[Part of a data file]
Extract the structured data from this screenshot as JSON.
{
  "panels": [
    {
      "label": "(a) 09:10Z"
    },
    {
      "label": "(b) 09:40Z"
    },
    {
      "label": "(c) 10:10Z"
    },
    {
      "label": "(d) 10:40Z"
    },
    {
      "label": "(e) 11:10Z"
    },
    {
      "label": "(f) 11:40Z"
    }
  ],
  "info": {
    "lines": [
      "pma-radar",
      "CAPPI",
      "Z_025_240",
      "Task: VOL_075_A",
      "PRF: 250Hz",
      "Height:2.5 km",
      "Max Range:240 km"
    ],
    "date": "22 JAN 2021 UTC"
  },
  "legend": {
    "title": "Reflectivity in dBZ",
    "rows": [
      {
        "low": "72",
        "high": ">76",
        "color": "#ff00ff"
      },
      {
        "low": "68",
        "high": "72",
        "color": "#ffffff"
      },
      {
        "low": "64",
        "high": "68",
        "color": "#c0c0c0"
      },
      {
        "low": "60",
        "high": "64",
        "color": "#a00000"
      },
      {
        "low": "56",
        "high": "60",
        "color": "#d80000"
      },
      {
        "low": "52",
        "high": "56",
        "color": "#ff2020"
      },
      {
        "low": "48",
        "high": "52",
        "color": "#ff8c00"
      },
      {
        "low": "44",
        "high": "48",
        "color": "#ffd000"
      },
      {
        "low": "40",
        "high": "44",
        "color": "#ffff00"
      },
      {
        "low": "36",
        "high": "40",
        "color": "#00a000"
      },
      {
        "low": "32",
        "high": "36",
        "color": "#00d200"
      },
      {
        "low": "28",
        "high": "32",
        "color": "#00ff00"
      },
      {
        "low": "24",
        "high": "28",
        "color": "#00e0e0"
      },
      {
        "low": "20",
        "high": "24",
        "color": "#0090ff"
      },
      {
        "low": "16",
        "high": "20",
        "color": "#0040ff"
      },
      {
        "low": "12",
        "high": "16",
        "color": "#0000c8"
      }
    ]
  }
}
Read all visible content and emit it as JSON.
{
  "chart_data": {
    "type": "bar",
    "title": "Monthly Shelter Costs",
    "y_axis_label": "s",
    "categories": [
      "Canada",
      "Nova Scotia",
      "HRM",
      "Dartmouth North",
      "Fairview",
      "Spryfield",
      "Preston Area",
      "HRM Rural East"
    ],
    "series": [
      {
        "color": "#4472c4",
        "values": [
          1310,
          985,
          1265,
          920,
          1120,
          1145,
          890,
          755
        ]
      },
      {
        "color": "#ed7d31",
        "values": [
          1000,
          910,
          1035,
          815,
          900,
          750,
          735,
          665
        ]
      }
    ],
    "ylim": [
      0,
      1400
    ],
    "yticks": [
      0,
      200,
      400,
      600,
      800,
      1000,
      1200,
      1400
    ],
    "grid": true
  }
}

WORK TO DO |
In the records above, find each line holding "title" and copy it.

RESULT OF THE TASK |
    "title": "Reflectivity in dBZ",
    "title": "Monthly Shelter Costs",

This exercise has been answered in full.